The National Newspaper Publishers Association (NNPA), formerly the National Negro Publishers Association, is an association of African American newspaper publishers from across the United States.

History 
The NNPA was founded in 1940 when John H. Sengstacke, of the Chicago Defender, organized a meeting with other African American publishers intended for "harmonizing our energies in a common purpose for the benefit of Negro journalism". In 1956, the trade association was renamed with the current moniker.

"In 2000, the NNPA launched NNPA Media Services — a print and web advertising placement and press release distribution service."
Since 2014, Dr. Benjamin Chavis has been the president and CEO of the organization.

Black Press USA
In 2001, NNPA created an electronic news service, Black Press USA, which enables newspapers to provide real-time news and information to its national constituency. In 2003, Larry Muhammad reported for NeimanReports that Black Press USA "is a project of the Black Press Institute and handled by XIGroup, a Web development firm co-owned by Joy Bramble, publisher of The Baltimore Times, an NNPA member publication."

§ RECORDED DATA:
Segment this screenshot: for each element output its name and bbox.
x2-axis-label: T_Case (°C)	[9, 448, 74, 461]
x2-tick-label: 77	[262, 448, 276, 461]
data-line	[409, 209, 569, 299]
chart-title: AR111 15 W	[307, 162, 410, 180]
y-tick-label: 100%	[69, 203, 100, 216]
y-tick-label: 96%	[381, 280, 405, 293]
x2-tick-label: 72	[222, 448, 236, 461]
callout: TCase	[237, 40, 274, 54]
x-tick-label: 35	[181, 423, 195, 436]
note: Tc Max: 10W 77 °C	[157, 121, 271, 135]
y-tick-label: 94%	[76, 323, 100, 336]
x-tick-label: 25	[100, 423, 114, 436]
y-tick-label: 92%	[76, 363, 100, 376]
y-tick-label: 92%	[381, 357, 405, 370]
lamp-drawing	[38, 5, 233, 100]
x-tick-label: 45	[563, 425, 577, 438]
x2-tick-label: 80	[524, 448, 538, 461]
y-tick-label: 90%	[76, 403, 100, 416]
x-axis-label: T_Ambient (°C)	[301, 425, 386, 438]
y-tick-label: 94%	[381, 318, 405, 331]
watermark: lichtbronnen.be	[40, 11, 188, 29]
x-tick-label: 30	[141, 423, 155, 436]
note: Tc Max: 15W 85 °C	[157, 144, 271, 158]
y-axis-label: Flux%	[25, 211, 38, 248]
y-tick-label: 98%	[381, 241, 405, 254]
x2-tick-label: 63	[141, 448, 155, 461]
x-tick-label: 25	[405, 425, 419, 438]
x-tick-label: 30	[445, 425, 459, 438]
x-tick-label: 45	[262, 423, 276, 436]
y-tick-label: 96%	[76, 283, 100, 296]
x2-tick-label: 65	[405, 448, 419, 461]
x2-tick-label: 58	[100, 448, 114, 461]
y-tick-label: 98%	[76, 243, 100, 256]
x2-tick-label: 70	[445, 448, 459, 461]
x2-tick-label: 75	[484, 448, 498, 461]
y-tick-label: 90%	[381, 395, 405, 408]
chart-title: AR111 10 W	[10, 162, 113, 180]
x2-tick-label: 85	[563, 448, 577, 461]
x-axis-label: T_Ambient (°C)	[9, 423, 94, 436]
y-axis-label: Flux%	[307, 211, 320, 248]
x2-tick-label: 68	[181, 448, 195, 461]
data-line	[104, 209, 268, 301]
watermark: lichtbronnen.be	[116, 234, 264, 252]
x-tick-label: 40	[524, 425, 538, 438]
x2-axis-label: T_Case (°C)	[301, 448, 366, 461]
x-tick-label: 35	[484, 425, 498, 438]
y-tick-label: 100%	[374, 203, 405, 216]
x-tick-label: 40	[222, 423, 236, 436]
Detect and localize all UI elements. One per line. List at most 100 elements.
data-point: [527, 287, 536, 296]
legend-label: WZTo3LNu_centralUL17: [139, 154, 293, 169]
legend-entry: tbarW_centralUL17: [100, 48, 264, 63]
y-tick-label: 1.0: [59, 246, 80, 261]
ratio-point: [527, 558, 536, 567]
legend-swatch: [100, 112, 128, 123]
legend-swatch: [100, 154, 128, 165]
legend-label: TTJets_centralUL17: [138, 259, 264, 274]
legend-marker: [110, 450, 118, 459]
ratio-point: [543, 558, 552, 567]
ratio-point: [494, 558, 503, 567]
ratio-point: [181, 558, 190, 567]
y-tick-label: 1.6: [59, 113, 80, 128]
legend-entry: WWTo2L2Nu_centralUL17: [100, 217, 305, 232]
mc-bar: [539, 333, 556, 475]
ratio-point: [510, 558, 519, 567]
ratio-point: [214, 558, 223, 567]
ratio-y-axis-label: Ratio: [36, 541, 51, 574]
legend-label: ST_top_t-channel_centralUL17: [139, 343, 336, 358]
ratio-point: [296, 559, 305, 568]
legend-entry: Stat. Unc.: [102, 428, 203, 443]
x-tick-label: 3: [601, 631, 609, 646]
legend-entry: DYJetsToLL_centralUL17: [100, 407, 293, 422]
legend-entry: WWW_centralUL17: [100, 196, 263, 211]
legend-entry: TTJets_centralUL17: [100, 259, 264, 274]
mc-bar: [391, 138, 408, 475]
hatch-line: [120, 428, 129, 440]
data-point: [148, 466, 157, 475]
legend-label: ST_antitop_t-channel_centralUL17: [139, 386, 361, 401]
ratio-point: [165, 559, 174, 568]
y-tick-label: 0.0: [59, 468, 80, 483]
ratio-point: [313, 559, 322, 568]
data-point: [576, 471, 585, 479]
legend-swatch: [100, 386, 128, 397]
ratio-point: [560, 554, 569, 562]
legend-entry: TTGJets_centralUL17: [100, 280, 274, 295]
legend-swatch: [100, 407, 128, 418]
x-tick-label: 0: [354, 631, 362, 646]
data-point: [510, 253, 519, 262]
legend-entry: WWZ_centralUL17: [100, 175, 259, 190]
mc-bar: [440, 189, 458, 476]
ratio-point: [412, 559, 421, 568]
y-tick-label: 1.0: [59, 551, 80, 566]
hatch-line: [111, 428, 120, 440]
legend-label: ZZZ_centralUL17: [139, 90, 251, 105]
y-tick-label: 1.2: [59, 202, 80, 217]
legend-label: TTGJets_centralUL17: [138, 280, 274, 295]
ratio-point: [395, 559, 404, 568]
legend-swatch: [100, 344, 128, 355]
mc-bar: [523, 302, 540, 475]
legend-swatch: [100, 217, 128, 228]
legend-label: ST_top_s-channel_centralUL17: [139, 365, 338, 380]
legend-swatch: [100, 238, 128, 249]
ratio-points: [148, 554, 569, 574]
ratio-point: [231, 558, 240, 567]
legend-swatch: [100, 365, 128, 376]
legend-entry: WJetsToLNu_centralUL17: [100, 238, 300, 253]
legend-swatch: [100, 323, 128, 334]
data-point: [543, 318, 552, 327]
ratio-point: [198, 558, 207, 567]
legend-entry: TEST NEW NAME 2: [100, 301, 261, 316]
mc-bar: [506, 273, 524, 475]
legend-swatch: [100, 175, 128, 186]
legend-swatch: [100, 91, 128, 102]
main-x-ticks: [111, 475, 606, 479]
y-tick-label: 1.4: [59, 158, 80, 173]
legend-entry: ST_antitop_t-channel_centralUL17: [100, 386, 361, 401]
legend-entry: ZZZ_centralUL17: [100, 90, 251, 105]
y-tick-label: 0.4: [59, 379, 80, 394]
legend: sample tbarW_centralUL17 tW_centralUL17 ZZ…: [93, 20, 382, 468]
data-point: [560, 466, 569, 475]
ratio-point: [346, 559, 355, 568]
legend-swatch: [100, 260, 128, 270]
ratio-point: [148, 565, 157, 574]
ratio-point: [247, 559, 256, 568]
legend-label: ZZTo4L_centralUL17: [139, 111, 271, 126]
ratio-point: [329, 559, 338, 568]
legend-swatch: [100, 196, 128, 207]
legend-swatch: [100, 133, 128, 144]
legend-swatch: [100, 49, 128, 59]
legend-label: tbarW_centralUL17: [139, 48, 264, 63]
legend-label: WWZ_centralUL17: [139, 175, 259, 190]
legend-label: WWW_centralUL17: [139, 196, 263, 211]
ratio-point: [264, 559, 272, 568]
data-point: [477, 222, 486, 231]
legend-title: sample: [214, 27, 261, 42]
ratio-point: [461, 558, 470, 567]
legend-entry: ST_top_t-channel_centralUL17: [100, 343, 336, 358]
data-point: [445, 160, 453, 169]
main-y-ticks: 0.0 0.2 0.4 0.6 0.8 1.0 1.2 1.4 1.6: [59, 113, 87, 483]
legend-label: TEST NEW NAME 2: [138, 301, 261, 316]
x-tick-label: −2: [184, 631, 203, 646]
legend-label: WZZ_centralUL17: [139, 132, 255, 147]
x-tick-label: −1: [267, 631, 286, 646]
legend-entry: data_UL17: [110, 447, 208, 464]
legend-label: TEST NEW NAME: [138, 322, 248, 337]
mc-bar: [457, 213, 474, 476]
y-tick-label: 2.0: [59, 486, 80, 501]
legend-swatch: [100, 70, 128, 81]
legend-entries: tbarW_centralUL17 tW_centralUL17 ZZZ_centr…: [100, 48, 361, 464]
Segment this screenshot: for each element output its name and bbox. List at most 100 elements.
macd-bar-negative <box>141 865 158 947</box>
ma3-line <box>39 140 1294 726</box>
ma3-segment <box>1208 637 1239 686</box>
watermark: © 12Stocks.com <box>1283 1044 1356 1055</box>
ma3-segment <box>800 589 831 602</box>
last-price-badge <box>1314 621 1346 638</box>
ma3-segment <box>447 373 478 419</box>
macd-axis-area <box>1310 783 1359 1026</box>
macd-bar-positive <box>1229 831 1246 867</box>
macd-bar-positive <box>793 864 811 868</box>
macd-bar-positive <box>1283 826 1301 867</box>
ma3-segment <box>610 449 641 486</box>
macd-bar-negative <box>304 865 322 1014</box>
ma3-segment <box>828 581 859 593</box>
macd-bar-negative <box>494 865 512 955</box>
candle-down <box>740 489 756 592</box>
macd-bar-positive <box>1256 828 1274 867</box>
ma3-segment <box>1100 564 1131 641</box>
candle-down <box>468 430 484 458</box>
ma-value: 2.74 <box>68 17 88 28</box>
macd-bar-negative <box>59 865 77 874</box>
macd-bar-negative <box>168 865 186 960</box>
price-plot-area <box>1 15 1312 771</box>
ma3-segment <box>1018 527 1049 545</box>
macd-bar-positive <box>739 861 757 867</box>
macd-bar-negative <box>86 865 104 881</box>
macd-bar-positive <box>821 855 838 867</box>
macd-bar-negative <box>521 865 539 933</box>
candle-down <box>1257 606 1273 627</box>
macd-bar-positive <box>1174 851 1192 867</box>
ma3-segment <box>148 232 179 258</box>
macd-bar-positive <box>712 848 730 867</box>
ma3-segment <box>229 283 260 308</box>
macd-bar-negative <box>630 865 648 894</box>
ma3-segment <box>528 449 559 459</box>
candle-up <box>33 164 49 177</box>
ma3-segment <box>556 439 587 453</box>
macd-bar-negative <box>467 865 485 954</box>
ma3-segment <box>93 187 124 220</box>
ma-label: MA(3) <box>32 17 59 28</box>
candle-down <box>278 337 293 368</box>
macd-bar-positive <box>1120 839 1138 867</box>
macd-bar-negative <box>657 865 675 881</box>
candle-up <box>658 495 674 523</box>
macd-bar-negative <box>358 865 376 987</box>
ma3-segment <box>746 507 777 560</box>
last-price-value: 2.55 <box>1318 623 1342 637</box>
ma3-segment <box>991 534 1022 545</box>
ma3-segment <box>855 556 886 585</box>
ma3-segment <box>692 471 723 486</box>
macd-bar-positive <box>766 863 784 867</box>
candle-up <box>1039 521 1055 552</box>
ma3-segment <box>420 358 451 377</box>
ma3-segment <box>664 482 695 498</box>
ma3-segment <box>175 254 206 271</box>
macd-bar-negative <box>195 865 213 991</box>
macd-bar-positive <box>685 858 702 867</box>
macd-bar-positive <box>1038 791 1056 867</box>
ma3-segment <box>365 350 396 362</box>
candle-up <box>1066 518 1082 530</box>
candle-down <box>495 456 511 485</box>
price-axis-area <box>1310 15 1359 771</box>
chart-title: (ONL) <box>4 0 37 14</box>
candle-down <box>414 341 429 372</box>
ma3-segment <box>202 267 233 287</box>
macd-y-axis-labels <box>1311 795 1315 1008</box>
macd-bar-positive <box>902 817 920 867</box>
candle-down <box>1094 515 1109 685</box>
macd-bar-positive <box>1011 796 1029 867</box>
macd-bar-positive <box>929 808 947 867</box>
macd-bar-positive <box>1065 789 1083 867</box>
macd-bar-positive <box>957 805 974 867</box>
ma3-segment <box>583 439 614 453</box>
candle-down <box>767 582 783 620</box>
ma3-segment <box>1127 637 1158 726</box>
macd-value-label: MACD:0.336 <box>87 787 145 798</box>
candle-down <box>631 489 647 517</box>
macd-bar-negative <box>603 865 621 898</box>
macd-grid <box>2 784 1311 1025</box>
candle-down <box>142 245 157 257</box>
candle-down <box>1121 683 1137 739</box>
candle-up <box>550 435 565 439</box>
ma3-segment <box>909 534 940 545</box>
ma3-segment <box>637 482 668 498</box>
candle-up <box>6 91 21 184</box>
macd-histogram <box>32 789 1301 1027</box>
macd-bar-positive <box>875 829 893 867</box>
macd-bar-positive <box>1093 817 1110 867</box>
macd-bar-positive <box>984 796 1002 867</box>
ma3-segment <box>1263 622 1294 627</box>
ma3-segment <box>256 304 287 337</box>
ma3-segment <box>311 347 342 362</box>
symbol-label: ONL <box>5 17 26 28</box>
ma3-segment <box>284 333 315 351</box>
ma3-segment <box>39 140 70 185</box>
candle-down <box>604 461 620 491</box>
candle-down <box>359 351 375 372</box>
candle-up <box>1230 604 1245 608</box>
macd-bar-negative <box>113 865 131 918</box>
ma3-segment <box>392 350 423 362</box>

§ WHAT TO WORK ON:
In the text about the National Newspaper Publishers Association, what was the organization's name before it was renamed in 1956?

§ THE COMPLETED TASK:
The National Negro Publishers Association.